>> start

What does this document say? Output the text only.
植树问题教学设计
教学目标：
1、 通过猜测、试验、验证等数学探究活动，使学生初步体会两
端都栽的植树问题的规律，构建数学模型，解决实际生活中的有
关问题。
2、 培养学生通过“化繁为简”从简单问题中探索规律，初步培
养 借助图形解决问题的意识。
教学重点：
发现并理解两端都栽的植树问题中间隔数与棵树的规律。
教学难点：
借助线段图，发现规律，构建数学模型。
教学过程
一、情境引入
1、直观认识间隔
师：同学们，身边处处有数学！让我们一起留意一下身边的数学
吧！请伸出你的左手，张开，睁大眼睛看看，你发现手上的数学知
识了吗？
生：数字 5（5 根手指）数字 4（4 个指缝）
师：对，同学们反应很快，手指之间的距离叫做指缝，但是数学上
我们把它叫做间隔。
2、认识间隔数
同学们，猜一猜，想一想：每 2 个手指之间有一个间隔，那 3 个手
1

>> end
>> start

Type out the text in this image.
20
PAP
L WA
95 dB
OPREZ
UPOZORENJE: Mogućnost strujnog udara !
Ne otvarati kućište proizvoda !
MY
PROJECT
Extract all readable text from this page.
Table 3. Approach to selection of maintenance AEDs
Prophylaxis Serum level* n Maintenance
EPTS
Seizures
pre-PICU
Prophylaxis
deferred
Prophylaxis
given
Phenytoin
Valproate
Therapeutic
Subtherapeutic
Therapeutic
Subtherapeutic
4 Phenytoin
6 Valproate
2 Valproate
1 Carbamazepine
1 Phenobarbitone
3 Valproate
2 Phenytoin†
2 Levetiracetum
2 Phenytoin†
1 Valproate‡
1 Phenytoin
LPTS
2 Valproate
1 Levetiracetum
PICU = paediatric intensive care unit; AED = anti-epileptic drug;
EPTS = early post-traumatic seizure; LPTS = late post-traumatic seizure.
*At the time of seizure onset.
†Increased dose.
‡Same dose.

>> end
>> start

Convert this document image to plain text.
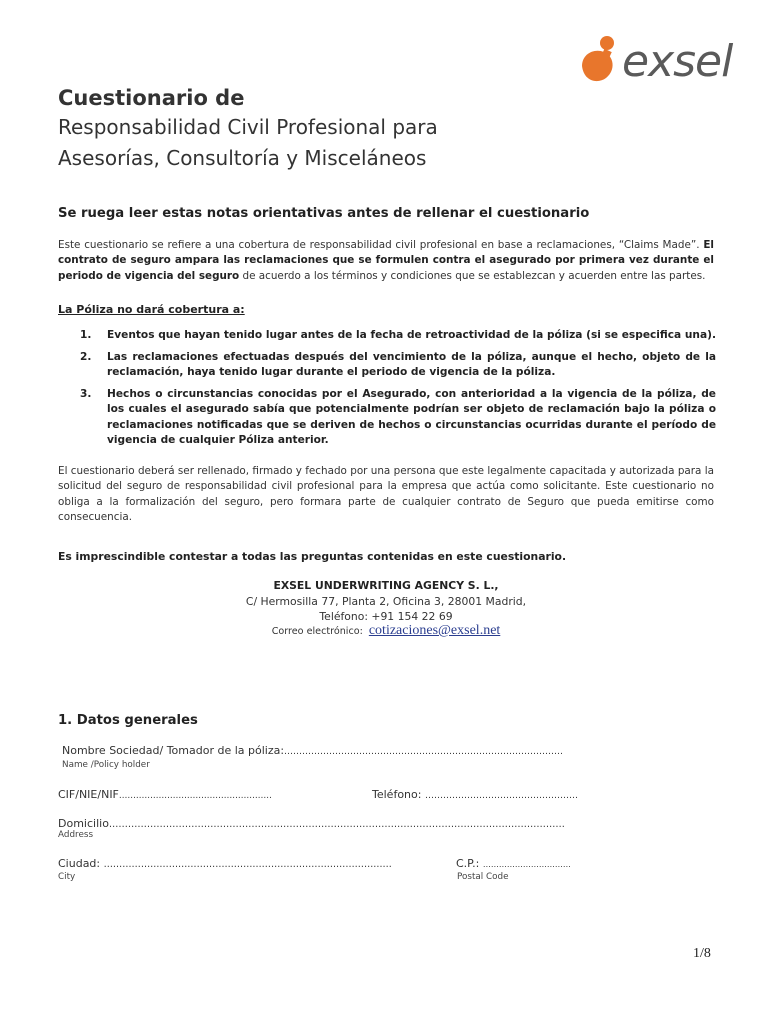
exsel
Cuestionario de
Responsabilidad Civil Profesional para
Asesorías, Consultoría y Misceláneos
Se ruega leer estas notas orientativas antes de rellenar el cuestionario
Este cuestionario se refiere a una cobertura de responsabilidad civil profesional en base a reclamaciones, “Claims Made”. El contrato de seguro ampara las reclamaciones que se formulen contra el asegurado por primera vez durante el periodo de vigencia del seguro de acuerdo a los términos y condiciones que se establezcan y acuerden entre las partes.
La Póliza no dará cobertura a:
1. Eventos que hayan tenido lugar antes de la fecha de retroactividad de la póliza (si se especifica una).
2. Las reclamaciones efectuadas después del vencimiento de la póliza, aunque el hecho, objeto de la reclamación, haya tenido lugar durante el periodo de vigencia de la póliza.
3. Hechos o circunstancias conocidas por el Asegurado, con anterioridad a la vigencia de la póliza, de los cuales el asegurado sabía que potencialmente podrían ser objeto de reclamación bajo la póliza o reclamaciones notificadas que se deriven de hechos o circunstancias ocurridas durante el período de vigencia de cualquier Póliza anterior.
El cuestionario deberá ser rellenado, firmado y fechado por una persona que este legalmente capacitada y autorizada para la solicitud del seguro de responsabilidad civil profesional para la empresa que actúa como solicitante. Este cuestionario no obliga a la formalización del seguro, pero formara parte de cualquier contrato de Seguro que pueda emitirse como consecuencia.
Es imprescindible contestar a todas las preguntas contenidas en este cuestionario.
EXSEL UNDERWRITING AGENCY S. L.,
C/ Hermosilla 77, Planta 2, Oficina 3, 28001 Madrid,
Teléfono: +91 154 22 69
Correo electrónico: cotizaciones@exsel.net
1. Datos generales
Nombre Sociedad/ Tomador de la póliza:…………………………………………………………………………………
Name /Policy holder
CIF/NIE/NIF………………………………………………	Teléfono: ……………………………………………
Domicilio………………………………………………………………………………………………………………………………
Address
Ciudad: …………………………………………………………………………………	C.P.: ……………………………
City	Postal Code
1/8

>> end

GOAL: Using the entries above, return each line that includes the word "Teléfono".

EXPECTED ANSWER:
Teléfono: +91 154 22 69
CIF/NIE/NIF………………………………………………	Teléfono: ……………………………………………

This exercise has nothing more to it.